_SET TASK_
Tally the lines of the listing that contain the string "text". Give the number and nothing else.

_AVAILABLE RECORDS_
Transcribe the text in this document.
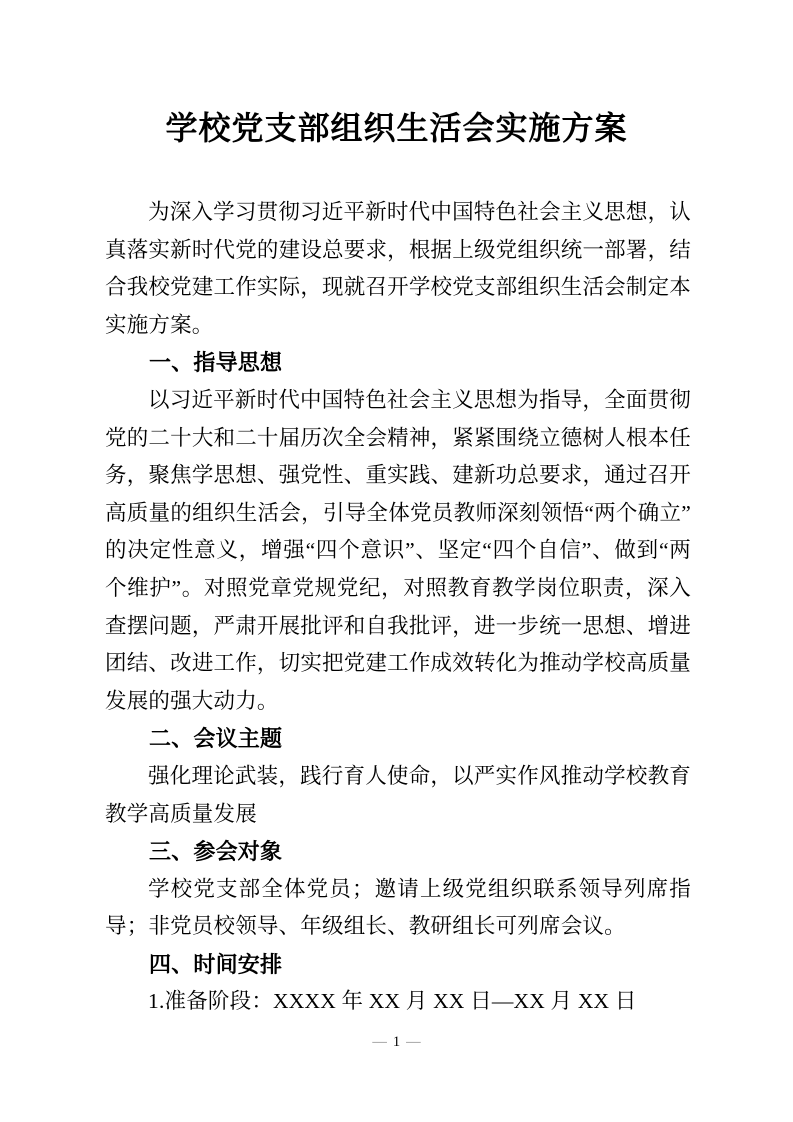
学校党支部组织生活会实施方案

为深入学习贯彻习近平新时代中国特色社会主义思想，认真落实新时代党的建设总要求，根据上级党组织统一部署，结合我校党建工作实际，现就召开学校党支部组织生活会制定本实施方案。

一、指导思想

以习近平新时代中国特色社会主义思想为指导，全面贯彻党的二十大和二十届历次全会精神，紧紧围绕立德树人根本任务，聚焦学思想、强党性、重实践、建新功总要求，通过召开高质量的组织生活会，引导全体党员教师深刻领悟“两个确立”的决定性意义，增强“四个意识”、坚定“四个自信”、做到“两个维护”。对照党章党规党纪，对照教育教学岗位职责，深入查摆问题，严肃开展批评和自我批评，进一步统一思想、增进团结、改进工作，切实把党建工作成效转化为推动学校高质量发展的强大动力。

二、会议主题

强化理论武装，践行育人使命，以严实作风推动学校教育教学高质量发展

三、参会对象

学校党支部全体党员；邀请上级党组织联系领导列席指导；非党员校领导、年级组长、教研组长可列席会议。

四、时间安排

1.准备阶段：XXXX 年 XX 月 XX 日—XX 月 XX 日

— 1 —
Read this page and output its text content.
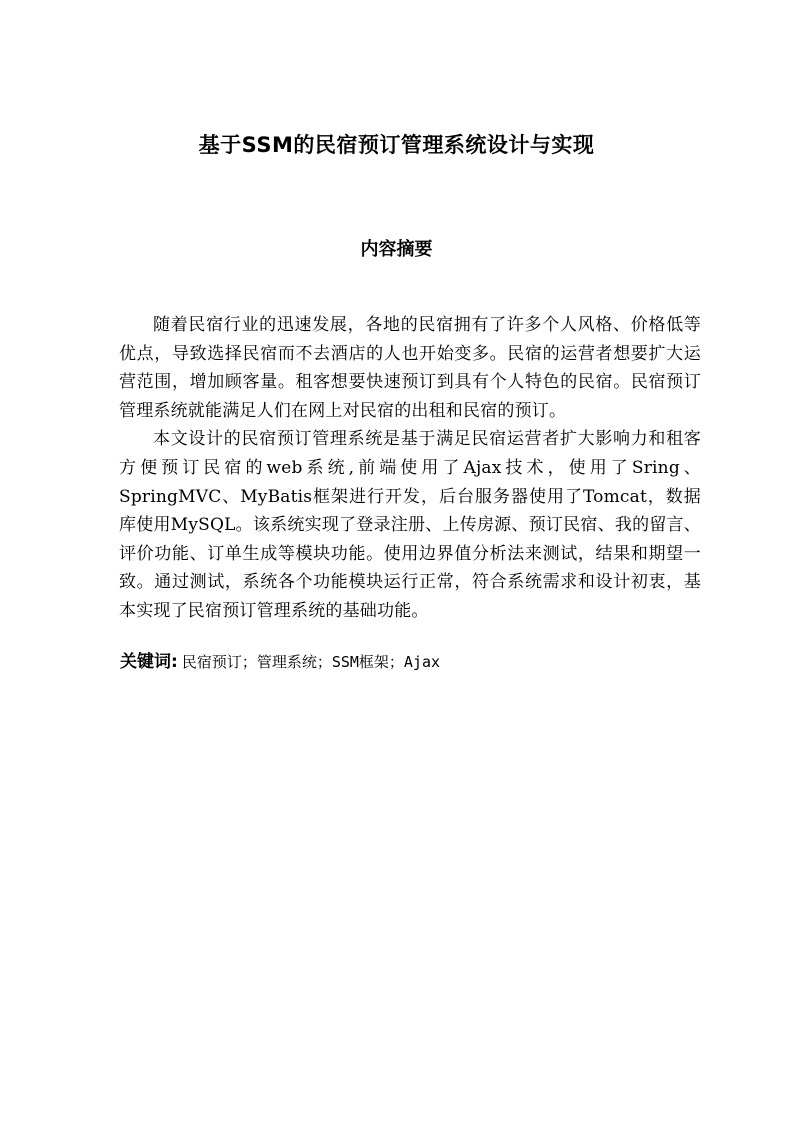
基于SSM的民宿预订管理系统设计与实现
内容摘要

随着民宿行业的迅速发展，各地的民宿拥有了许多个人风格、价格低等优点，导致选择民宿而不去酒店的人也开始变多。民宿的运营者想要扩大运营范围，增加顾客量。租客想要快速预订到具有个人特色的民宿。民宿预订管理系统就能满足人们在网上对民宿的出租和民宿的预订。

本文设计的民宿预订管理系统是基于满足民宿运营者扩大影响力和租客方便预订民宿的web系统,前端使用了Ajax技术，使用了Sring、SpringMVC、MyBatis框架进行开发，后台服务器使用了Tomcat，数据库使用MySQL。该系统实现了登录注册、上传房源、预订民宿、我的留言、评价功能、订单生成等模块功能。使用边界值分析法来测试，结果和期望一致。通过测试，系统各个功能模块运行正常，符合系统需求和设计初衷，基本实现了民宿预订管理系统的基础功能。

关键词: 民宿预订；管理系统；SSM框架；Ajax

_OUTPUT OF THE EXERCISE_
2